Lines that hold the string "name" are to be counted; give only their number.
+++
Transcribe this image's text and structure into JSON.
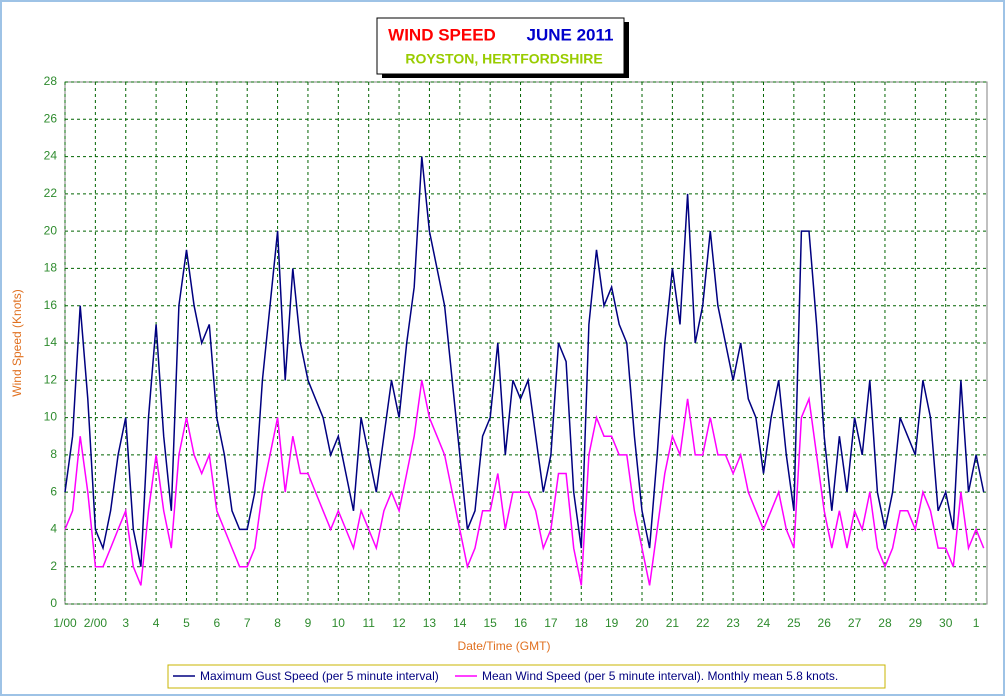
{
  "chart_data": {
    "type": "line",
    "title": "WIND SPEED",
    "title_date": "JUNE 2011",
    "subtitle": "ROYSTON, HERTFORDSHIRE",
    "x_label": "Date/Time (GMT)",
    "y_label": "Wind Speed (Knots)",
    "xlim": [
      1,
      31.36
    ],
    "ylim": [
      0,
      28
    ],
    "xticks": [
      {
        "value": 1,
        "label": "1/00"
      },
      {
        "value": 2,
        "label": "2/00"
      },
      3,
      4,
      5,
      6,
      7,
      8,
      9,
      10,
      11,
      12,
      13,
      14,
      15,
      16,
      17,
      18,
      19,
      20,
      21,
      22,
      23,
      24,
      25,
      26,
      27,
      28,
      29,
      30,
      {
        "value": 31,
        "label": "1"
      }
    ],
    "yticks": [
      0,
      2,
      4,
      6,
      8,
      10,
      12,
      14,
      16,
      18,
      20,
      22,
      24,
      26,
      28
    ],
    "grid": true,
    "x": [
      1,
      1.25,
      1.5,
      1.75,
      2,
      2.25,
      2.5,
      2.75,
      3,
      3.25,
      3.5,
      3.75,
      4,
      4.25,
      4.5,
      4.75,
      5,
      5.25,
      5.5,
      5.75,
      6,
      6.25,
      6.5,
      6.75,
      7,
      7.25,
      7.5,
      7.75,
      8,
      8.25,
      8.5,
      8.75,
      9,
      9.25,
      9.5,
      9.75,
      10,
      10.25,
      10.5,
      10.75,
      11,
      11.25,
      11.5,
      11.75,
      12,
      12.25,
      12.5,
      12.75,
      13,
      13.25,
      13.5,
      13.75,
      14,
      14.25,
      14.5,
      14.75,
      15,
      15.25,
      15.5,
      15.75,
      16,
      16.25,
      16.5,
      16.75,
      17,
      17.25,
      17.5,
      17.75,
      18,
      18.25,
      18.5,
      18.75,
      19,
      19.25,
      19.5,
      19.75,
      20,
      20.25,
      20.5,
      20.75,
      21,
      21.25,
      21.5,
      21.75,
      22,
      22.25,
      22.5,
      22.75,
      23,
      23.25,
      23.5,
      23.75,
      24,
      24.25,
      24.5,
      24.75,
      25,
      25.25,
      25.5,
      25.75,
      26,
      26.25,
      26.5,
      26.75,
      27,
      27.25,
      27.5,
      27.75,
      28,
      28.25,
      28.5,
      28.75,
      29,
      29.25,
      29.5,
      29.75,
      30,
      30.25,
      30.5,
      30.75,
      31,
      31.25
    ],
    "series": [
      {
        "name": "Maximum Gust Speed (per 5 minute interval)",
        "color": "#000080",
        "values": [
          6,
          9,
          16,
          11,
          4,
          3,
          5,
          8,
          10,
          4,
          2,
          10,
          15,
          9,
          5,
          16,
          19,
          16,
          14,
          15,
          10,
          8,
          5,
          4,
          4,
          6,
          12,
          16,
          20,
          12,
          18,
          14,
          12,
          11,
          10,
          8,
          9,
          7,
          5,
          10,
          8,
          6,
          9,
          12,
          10,
          14,
          17,
          24,
          20,
          18,
          16,
          12,
          8,
          4,
          5,
          9,
          10,
          14,
          8,
          12,
          11,
          12,
          9,
          6,
          8,
          14,
          13,
          6,
          3,
          15,
          19,
          16,
          17,
          15,
          14,
          9,
          5,
          3,
          8,
          14,
          18,
          15,
          22,
          14,
          16,
          20,
          16,
          14,
          12,
          14,
          11,
          10,
          7,
          10,
          12,
          8,
          5,
          20,
          20,
          15,
          9,
          5,
          9,
          6,
          10,
          8,
          12,
          6,
          4,
          6,
          10,
          9,
          8,
          12,
          10,
          5,
          6,
          4,
          12,
          6,
          8,
          6
        ]
      },
      {
        "name": "Mean Wind Speed (per 5 minute interval). Monthly mean 5.8 knots.",
        "color": "#ff00ff",
        "values": [
          4,
          5,
          9,
          6,
          2,
          2,
          3,
          4,
          5,
          2,
          1,
          5,
          8,
          5,
          3,
          8,
          10,
          8,
          7,
          8,
          5,
          4,
          3,
          2,
          2,
          3,
          6,
          8,
          10,
          6,
          9,
          7,
          7,
          6,
          5,
          4,
          5,
          4,
          3,
          5,
          4,
          3,
          5,
          6,
          5,
          7,
          9,
          12,
          10,
          9,
          8,
          6,
          4,
          2,
          3,
          5,
          5,
          7,
          4,
          6,
          6,
          6,
          5,
          3,
          4,
          7,
          7,
          3,
          1,
          8,
          10,
          9,
          9,
          8,
          8,
          5,
          3,
          1,
          4,
          7,
          9,
          8,
          11,
          8,
          8,
          10,
          8,
          8,
          7,
          8,
          6,
          5,
          4,
          5,
          6,
          4,
          3,
          10,
          11,
          8,
          5,
          3,
          5,
          3,
          5,
          4,
          6,
          3,
          2,
          3,
          5,
          5,
          4,
          6,
          5,
          3,
          3,
          2,
          6,
          3,
          4,
          3
        ]
      }
    ]
  }
}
+++
WRITTEN SOLUTION: 2